Texto mostrado:
__________________________________________________
24 jul 2011

Personajes 6

Normalita Pérez

Me enteré al vuelo. Oyendo al paso una conversación entre tres tías de la parte baja del montón. Una decía, sí, esa morena…, una muy joven que había tenido muchos problemas con las drogas y eso. Otra dijo, Anivinijaus, creo que se llama ¿no?, esa que sale cantando siempre muy colgá con los pelos muy exageraos muy pinturrajeá… Sí, siguió diciendo la primera, esa tan famosa…
-Todas las que son así acaban igual.
Sentenció la tercera, la más normalita, como quien dice un mantra, haciendo al tiempo que un mohín con los morritos el típico gesto de desdén con la cabeza mientras las tres se iban. Y yo supe de golpe y con pena que aunque habían hablado en presente la Amy Winehause se había ido por la misma puerta que se fue la Janis Joplin. Y comprobé otra vez cómo la mediocridad siempre se alegra de que el que mal ande mal acabe, porque es el único consuelo que le queda al resquemor que arrastra, por no arriesgarse ni a imaginar siquiera que tal vez algo parecido a la genialidad chispeante de una vida con burbujas pudiera ser posible al menos por un rato, sólo con atreverse a romper un poco la rutina de una existencia normal y deprimente, cueste después lo que te cueste.
__________________________________________________
Datos de límites de regiones:

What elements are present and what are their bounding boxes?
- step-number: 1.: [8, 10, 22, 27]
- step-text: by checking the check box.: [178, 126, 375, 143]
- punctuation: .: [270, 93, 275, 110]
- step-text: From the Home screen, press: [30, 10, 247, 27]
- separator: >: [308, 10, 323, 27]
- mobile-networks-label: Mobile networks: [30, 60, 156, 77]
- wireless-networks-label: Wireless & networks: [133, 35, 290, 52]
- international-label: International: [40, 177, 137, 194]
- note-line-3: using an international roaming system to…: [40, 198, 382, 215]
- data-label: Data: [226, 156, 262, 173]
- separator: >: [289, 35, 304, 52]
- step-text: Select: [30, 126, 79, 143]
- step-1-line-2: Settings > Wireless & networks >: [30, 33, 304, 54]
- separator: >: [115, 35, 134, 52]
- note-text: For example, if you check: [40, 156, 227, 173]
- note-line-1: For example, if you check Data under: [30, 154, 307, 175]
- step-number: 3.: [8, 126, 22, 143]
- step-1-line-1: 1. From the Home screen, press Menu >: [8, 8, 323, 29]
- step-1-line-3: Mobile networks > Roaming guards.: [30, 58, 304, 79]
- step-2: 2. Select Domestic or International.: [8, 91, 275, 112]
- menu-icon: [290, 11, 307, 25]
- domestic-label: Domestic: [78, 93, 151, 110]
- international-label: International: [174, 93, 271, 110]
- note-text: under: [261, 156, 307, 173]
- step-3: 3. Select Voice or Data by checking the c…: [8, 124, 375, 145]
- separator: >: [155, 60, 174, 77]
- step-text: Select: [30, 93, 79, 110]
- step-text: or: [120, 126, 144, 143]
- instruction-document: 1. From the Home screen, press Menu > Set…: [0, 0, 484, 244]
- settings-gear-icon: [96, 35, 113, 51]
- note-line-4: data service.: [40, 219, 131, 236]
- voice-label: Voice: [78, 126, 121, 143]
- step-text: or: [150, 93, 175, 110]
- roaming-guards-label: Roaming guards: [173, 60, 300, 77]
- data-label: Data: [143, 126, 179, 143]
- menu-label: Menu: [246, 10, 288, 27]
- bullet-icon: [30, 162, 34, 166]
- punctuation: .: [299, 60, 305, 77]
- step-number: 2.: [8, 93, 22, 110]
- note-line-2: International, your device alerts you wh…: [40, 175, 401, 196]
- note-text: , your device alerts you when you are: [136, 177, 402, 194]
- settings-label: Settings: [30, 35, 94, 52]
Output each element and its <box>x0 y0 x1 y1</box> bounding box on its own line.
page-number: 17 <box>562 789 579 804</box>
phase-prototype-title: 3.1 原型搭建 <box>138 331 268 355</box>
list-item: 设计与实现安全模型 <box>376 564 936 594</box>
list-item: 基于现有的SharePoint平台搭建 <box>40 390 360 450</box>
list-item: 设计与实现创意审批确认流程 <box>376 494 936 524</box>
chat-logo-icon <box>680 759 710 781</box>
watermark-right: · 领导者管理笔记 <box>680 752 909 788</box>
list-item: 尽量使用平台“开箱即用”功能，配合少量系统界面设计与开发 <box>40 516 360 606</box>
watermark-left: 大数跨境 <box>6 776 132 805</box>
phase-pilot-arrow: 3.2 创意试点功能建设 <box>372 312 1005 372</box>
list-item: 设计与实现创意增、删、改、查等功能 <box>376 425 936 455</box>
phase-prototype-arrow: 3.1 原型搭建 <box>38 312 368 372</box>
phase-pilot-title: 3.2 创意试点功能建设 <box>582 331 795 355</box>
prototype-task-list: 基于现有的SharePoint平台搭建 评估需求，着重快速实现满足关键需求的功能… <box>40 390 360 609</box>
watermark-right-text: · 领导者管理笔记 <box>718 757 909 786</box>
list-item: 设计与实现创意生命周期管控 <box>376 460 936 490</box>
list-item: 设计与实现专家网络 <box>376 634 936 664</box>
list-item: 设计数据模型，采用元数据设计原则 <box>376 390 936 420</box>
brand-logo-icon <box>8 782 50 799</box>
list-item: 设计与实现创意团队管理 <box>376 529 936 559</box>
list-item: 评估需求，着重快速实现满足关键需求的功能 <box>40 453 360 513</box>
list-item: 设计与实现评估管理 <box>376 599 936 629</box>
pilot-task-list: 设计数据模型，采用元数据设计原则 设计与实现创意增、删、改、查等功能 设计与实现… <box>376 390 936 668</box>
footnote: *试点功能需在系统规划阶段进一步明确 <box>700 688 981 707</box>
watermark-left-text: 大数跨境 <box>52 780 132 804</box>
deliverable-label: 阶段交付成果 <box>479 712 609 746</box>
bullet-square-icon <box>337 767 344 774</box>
__________________________________________________
Tareas pendientes:
1/ Enumere todos los nombres propios de persona que figuran en el relato, con la grafía que allí tienen.
2/ Transcriba literalmente el fragmento del relato que va desde «Sentenció la tercera, la» hasta «que te cueste.», este último incluido.
Para responder, utilice únicamente el relato.

Las respuestas:
1/
Normalita Pérez
Anivinijaus
Amy Winehause
Janis Joplin

2/
Sentenció la tercera, la más normalita, como quien dice un mantra, haciendo al tiempo que un mohín con los morritos el típico gesto de desdén con la cabeza mientras las tres se iban. Y yo supe de golpe y con pena que aunque habían hablado en presente la Amy Winehause se había ido por la misma puerta que se fue la Janis Joplin. Y comprobé otra vez cómo la mediocridad siempre se alegra de que el que mal ande mal acabe, porque es el único consuelo que le queda al resquemor que arrastra, por no arriesgarse ni a imaginar siquiera que tal vez algo parecido a la genialidad chispeante de una vida con burbujas pudiera ser posible al menos por un rato, sólo con atreverse a romper un poco la rutina de una existencia normal y deprimente, cueste después lo que te cueste.